:: Exercise goal ::
Send back the records in full, character for character.

***** Dataset entries *****

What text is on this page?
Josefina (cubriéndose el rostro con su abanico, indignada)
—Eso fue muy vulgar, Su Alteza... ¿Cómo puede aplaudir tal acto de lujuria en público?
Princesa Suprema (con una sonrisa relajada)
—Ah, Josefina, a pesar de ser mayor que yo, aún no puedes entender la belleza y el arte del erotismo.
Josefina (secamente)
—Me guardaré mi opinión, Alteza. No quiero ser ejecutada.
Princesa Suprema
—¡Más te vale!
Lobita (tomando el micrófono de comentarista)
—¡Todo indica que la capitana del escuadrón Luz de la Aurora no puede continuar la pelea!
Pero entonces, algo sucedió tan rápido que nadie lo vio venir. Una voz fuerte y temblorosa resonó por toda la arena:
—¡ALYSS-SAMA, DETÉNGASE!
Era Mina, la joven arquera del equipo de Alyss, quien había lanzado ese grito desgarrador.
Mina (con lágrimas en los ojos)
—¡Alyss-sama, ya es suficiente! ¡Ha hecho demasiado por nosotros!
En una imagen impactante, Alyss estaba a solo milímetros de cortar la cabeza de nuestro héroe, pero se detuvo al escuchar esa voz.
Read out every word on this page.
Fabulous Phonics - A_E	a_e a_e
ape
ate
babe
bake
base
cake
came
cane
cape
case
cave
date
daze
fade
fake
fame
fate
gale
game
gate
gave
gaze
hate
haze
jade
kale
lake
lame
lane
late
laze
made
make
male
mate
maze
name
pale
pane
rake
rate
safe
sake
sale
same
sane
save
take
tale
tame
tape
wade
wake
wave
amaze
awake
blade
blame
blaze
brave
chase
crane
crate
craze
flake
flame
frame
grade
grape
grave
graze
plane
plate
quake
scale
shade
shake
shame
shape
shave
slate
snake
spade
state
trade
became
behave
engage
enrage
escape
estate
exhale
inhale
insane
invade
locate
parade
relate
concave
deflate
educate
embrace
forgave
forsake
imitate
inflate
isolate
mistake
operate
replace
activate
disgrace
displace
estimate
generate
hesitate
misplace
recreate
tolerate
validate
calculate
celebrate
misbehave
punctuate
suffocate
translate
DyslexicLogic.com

*****

:: Exercise output ::
What text is on this page?
Josefina (cubriéndose el rostro con su abanico, indignada)
—Eso fue muy vulgar, Su Alteza... ¿Cómo puede aplaudir tal acto de lujuria en público?
Princesa Suprema (con una sonrisa relajada)
—Ah, Josefina, a pesar de ser mayor que yo, aún no puedes entender la belleza y el arte del erotismo.
Josefina (secamente)
—Me guardaré mi opinión, Alteza. No quiero ser ejecutada.
Princesa Suprema
—¡Más te vale!
Lobita (tomando el micrófono de comentarista)
—¡Todo indica que la capitana del escuadrón Luz de la Aurora no puede continuar la pelea!
Pero entonces, algo sucedió tan rápido que nadie lo vio venir. Una voz fuerte y temblorosa resonó por toda la arena:
—¡ALYSS-SAMA, DETÉNGASE!
Era Mina, la joven arquera del equipo de Alyss, quien había lanzado ese grito desgarrador.
Mina (con lágrimas en los ojos)
—¡Alyss-sama, ya es suficiente! ¡Ha hecho demasiado por nosotros!
En una imagen impactante, Alyss estaba a solo milímetros de cortar la cabeza de nuestro héroe, pero se detuvo al escuchar esa voz.
Read out every word on this page.
Fabulous Phonics - A_E	a_e a_e
ape
ate
babe
bake
base
cake
came
cane
cape
case
cave
date
daze
fade
fake
fame
fate
gale
game
gate
gave
gaze
hate
haze
jade
kale
lake
lame
lane
late
laze
made
make
male
mate
maze
name
pale
pane
rake
rate
safe
sake
sale
same
sane
save
take
tale
tame
tape
wade
wake
wave
amaze
awake
blade
blame
blaze
brave
chase
crane
crate
craze
flake
flame
frame
grade
grape
grave
graze
plane
plate
quake
scale
shade
shake
shame
shape
shave
slate
snake
spade
state
trade
became
behave
engage
enrage
escape
estate
exhale
inhale
insane
invade
locate
parade
relate
concave
deflate
educate
embrace
forgave
forsake
imitate
inflate
isolate
mistake
operate
replace
activate
disgrace
displace
estimate
generate
hesitate
misplace
recreate
tolerate
validate
calculate
celebrate
misbehave
punctuate
suffocate
translate
DyslexicLogic.com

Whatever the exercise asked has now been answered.